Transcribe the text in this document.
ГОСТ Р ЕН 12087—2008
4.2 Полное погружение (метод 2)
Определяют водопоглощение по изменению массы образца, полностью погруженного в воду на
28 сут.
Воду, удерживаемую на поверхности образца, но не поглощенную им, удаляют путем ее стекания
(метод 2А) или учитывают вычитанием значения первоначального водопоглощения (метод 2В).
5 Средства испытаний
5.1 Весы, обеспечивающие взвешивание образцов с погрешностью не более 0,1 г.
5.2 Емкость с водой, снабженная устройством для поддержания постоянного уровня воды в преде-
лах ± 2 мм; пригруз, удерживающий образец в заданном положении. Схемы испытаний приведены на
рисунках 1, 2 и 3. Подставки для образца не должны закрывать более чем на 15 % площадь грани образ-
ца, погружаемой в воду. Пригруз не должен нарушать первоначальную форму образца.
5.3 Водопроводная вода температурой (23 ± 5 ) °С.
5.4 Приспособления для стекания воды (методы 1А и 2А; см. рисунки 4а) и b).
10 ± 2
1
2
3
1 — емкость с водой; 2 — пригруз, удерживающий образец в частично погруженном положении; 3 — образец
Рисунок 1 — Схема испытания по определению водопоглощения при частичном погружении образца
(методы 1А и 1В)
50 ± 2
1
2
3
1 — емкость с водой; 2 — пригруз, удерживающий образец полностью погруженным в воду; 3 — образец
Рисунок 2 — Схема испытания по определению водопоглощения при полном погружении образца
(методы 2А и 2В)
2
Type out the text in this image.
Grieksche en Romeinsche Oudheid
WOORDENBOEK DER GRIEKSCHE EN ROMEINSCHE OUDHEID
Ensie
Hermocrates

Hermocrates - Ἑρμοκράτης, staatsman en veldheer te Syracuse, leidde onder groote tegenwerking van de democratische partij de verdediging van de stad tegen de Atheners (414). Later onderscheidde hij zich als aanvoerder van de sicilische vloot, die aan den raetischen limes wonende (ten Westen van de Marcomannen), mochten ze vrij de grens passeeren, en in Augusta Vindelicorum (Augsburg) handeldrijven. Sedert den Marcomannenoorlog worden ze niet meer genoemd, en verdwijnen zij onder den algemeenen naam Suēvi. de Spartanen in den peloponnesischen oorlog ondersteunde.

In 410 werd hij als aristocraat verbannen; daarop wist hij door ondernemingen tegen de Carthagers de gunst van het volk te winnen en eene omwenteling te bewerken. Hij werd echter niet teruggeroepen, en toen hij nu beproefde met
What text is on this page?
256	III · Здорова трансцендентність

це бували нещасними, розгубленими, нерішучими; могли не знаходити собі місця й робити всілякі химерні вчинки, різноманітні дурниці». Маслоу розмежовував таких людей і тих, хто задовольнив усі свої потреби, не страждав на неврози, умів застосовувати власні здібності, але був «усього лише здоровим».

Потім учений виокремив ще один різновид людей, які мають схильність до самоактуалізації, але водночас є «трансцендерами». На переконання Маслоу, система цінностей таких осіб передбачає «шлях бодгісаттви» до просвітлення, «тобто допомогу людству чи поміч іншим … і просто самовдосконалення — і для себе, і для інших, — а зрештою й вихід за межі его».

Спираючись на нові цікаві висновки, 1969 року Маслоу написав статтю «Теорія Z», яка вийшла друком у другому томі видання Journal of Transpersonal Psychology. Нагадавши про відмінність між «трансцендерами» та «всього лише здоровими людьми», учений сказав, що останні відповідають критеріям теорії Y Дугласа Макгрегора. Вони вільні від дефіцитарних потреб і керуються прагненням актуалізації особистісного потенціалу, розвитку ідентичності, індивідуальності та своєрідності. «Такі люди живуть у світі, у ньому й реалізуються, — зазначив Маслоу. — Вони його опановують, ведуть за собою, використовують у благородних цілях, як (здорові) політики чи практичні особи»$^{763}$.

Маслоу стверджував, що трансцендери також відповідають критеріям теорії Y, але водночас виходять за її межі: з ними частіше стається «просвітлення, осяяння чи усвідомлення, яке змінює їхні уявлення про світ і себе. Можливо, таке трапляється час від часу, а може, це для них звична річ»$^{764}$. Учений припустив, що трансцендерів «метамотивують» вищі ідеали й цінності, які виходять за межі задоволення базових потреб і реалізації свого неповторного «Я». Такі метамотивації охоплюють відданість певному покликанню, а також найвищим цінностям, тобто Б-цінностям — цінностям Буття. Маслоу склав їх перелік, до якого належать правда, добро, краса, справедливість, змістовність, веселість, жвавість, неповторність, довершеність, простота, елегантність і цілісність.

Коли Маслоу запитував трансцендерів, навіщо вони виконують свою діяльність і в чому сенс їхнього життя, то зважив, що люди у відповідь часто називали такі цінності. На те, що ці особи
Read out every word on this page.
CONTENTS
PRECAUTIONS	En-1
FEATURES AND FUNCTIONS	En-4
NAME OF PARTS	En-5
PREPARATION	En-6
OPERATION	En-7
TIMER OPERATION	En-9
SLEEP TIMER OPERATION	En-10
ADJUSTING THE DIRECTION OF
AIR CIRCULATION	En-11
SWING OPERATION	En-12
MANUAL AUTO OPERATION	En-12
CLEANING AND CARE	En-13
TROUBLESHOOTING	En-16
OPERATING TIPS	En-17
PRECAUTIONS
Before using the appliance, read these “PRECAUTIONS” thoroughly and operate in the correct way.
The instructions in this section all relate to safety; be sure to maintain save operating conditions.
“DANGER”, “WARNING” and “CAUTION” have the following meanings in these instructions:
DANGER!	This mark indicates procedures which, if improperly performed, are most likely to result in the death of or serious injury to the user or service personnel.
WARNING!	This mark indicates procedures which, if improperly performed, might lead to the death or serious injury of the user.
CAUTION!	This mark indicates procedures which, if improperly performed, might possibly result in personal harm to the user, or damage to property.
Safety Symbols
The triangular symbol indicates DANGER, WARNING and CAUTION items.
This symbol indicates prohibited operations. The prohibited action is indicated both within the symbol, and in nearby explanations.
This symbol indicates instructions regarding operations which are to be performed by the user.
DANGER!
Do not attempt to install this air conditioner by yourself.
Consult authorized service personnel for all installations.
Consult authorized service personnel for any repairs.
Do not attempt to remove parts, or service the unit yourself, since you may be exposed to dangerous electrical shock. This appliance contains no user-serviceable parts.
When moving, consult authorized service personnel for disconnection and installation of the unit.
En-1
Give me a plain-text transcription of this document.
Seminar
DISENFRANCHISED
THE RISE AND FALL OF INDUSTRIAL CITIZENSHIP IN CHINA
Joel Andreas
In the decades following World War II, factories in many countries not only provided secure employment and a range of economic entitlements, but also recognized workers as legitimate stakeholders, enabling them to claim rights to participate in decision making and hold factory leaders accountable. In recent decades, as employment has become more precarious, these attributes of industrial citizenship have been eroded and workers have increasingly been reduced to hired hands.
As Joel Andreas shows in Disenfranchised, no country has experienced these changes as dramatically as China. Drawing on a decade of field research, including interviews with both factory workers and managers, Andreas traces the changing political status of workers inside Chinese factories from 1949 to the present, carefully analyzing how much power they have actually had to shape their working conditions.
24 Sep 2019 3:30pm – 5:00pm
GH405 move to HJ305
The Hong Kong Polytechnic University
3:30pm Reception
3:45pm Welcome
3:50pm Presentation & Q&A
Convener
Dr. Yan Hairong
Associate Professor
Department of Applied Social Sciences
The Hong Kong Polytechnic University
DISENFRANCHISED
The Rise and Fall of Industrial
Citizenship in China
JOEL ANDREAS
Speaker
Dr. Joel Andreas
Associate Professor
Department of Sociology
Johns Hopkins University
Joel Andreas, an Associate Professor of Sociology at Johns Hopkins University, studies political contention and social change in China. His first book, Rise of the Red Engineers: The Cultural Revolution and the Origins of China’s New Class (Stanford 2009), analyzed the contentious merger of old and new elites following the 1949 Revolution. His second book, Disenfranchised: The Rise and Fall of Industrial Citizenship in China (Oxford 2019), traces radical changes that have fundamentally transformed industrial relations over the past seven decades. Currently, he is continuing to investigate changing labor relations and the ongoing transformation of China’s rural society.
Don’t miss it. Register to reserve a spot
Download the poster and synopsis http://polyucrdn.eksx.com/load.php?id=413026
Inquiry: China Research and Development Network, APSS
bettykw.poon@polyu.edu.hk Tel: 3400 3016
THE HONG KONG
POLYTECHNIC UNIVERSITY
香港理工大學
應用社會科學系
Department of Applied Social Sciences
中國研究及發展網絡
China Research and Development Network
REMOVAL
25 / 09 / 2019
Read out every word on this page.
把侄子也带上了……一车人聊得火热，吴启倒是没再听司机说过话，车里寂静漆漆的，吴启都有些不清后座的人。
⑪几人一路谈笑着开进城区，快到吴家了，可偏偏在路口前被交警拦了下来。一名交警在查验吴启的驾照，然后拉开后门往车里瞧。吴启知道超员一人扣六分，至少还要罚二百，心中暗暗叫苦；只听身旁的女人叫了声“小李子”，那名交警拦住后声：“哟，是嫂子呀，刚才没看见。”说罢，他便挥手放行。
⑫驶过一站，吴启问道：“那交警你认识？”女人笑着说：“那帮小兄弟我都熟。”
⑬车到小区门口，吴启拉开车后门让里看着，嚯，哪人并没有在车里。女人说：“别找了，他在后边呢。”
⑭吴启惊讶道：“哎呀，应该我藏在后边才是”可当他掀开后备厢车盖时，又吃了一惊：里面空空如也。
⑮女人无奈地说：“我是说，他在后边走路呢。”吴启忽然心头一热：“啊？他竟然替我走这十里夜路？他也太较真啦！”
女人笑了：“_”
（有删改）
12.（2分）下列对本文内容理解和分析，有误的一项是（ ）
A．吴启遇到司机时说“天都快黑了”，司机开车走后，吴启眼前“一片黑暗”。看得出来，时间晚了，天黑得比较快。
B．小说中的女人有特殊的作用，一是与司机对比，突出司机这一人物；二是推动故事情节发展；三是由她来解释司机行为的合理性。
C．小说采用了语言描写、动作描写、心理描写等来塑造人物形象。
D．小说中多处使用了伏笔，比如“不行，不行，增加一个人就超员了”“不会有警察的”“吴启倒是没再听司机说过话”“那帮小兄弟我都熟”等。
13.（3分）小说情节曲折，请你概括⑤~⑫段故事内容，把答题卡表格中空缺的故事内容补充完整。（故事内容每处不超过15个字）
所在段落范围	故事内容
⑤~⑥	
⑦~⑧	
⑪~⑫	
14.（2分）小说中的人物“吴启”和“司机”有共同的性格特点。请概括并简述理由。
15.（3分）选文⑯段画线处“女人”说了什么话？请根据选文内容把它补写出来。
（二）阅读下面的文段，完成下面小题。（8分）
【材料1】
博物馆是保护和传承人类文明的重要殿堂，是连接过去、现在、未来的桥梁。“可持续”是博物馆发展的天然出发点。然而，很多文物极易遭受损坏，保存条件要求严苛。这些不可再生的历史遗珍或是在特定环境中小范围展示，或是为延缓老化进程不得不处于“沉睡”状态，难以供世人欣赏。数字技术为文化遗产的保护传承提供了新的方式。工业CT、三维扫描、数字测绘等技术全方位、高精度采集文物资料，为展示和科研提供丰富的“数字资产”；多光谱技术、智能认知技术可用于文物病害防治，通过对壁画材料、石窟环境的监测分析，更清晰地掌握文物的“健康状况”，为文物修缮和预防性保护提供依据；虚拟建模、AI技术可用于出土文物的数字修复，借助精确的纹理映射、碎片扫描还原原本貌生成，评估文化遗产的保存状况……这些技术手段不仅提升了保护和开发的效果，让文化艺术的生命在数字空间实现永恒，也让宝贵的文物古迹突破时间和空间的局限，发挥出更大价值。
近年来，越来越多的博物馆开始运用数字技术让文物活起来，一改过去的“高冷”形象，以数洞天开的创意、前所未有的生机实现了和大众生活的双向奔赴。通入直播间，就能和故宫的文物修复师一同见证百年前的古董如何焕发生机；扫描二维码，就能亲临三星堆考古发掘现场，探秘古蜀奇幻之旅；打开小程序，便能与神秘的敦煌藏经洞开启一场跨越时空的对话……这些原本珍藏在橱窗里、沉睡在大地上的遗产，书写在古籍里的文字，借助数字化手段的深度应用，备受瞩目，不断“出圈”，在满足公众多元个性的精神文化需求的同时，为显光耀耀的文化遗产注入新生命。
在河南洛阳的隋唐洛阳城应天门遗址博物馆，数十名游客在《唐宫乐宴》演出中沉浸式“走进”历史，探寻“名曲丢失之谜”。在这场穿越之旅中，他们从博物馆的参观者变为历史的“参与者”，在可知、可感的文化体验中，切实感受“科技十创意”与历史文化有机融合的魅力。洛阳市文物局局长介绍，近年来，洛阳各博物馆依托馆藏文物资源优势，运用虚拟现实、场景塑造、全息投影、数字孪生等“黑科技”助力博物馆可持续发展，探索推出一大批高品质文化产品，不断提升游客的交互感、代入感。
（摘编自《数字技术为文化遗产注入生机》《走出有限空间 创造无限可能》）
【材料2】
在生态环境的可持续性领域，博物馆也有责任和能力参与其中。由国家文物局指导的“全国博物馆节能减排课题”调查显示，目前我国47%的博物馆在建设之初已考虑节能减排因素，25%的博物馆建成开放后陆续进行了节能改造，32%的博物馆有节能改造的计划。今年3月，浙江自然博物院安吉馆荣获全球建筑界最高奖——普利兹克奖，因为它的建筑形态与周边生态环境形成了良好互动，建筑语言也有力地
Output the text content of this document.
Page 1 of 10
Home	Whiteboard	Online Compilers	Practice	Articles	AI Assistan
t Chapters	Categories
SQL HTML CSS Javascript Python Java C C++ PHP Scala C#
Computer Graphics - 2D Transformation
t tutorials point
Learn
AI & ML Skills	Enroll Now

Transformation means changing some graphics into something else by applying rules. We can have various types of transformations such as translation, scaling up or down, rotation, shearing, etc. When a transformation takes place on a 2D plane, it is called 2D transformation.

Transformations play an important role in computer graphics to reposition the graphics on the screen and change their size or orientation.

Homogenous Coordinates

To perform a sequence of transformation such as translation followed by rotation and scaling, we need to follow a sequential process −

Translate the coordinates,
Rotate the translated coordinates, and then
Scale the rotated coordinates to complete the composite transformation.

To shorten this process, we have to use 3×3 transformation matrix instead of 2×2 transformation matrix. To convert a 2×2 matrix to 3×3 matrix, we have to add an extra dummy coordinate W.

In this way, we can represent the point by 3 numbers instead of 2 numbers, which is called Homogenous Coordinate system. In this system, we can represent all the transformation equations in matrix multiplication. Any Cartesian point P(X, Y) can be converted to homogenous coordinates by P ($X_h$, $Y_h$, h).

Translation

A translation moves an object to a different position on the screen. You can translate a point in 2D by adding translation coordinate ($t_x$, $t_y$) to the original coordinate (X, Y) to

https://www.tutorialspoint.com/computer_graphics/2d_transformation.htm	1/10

• • •

#### [TASK INSTRUCTIONS]
Return every line of the preceding records in which the word "yourself" appears.

#### [FULL RESPONSE]
Do not attempt to install this air conditioner by yourself.
Do not attempt to remove parts, or service the unit yourself, since you may be exposed to dangerous electrical shock. This appliance contains no user-serviceable parts.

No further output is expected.